:: Objective ::
Search the entries below. Return every line that has "name" in it.

:: Information shown ::

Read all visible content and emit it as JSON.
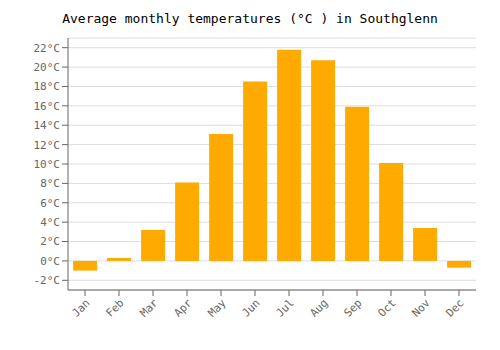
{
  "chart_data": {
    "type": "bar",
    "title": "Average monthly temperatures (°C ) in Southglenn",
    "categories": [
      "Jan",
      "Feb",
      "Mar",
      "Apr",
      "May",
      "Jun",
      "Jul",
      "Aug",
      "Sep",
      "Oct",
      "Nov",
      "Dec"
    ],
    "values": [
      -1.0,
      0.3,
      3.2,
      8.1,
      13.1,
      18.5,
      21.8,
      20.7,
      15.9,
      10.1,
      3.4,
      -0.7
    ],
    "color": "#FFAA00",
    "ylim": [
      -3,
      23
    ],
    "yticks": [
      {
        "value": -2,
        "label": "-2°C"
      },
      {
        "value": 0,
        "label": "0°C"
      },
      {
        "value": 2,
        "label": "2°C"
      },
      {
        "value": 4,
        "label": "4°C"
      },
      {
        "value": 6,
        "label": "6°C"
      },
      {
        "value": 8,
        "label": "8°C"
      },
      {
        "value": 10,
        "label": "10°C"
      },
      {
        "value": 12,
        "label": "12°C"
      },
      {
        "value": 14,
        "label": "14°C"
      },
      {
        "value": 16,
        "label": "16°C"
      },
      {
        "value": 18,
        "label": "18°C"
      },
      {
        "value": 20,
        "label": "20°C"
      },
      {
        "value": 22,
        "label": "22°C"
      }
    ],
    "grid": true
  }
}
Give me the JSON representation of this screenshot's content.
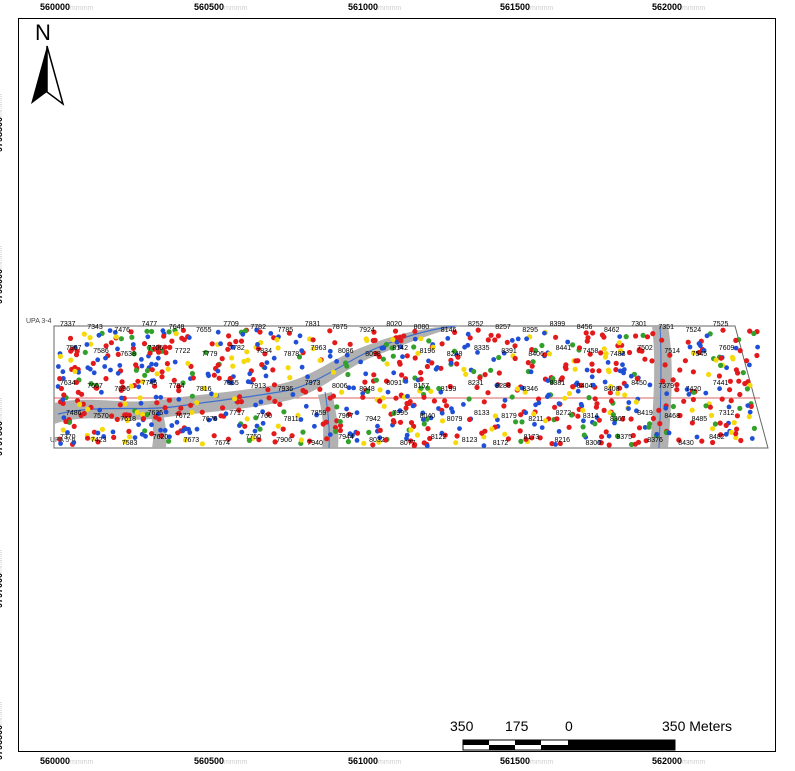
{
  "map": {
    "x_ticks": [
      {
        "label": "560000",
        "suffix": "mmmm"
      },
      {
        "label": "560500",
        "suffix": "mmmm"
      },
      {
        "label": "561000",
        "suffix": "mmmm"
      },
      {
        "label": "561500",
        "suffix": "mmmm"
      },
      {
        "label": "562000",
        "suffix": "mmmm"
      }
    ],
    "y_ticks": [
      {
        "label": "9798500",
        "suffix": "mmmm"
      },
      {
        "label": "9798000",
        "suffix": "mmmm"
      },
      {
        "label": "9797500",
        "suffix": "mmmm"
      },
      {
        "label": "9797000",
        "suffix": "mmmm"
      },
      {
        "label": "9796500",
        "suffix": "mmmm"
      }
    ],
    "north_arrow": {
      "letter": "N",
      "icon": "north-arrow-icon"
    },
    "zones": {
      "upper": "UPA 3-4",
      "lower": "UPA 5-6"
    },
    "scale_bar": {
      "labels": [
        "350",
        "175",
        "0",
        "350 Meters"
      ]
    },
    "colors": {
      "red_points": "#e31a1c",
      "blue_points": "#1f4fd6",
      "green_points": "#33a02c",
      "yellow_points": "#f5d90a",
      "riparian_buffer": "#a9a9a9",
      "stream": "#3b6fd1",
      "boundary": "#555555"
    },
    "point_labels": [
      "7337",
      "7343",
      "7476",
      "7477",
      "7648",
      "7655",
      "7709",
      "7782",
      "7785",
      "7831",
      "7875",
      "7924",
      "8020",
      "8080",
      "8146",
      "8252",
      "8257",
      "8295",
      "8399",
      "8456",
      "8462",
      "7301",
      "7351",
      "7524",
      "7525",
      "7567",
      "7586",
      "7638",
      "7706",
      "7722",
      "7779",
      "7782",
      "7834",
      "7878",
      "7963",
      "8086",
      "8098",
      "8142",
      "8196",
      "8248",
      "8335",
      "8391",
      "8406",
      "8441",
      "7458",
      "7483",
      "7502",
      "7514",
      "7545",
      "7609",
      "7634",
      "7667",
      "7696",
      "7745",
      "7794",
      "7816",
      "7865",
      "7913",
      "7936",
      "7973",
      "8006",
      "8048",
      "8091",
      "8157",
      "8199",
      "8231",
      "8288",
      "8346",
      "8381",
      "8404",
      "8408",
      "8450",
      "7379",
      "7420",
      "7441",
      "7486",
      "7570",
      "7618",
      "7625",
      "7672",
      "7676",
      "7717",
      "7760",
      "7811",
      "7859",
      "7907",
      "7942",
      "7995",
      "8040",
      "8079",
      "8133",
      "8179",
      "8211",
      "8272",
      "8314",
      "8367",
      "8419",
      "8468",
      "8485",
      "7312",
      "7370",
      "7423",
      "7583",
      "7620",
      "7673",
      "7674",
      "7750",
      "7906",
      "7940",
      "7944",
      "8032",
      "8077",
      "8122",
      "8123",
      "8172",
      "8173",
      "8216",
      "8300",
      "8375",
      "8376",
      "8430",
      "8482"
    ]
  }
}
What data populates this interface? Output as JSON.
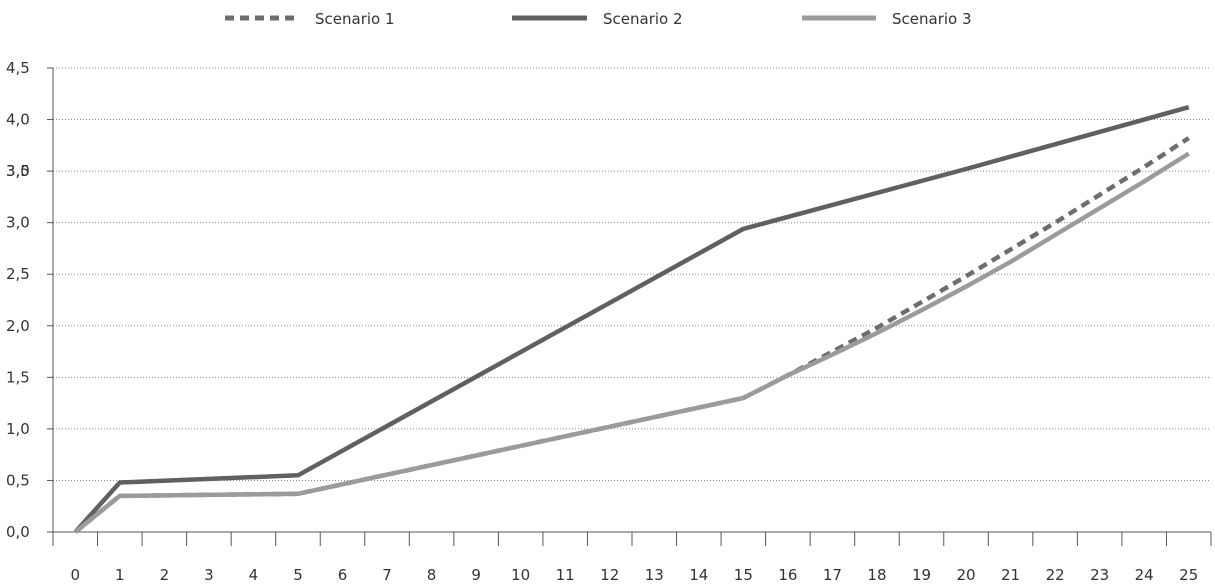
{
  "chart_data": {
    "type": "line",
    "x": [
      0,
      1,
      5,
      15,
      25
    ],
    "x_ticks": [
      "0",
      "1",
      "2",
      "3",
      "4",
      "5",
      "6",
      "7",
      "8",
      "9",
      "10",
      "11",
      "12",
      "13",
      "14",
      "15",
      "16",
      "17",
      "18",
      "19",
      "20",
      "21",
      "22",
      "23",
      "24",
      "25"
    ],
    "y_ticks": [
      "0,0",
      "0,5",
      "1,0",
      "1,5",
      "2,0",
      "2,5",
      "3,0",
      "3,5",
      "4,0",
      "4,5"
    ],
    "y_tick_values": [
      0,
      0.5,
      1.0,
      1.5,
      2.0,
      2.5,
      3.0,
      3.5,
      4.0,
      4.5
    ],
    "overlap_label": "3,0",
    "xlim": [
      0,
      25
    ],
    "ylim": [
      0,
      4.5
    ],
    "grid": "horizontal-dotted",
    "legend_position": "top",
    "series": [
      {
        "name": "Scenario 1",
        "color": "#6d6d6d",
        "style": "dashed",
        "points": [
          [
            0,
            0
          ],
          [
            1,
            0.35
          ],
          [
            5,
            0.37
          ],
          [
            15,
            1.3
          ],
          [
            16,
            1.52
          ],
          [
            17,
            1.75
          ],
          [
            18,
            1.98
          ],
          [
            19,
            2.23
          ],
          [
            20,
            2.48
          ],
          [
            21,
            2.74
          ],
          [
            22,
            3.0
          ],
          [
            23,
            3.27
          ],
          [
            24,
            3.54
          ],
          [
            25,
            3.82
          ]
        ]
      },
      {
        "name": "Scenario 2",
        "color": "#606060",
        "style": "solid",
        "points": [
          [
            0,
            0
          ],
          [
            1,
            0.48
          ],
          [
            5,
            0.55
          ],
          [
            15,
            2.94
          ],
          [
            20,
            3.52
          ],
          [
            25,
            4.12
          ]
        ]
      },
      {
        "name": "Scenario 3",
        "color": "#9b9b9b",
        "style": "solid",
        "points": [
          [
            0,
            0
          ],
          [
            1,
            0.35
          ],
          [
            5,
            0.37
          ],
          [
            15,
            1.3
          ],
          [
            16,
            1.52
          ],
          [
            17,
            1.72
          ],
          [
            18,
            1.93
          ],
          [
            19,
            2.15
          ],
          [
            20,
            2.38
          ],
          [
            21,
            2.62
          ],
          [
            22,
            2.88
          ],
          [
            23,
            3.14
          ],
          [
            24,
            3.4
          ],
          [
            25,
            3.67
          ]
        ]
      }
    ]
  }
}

:: Result ::
        "name": "Scenario 1",
        "name": "Scenario 2",
        "name": "Scenario 3",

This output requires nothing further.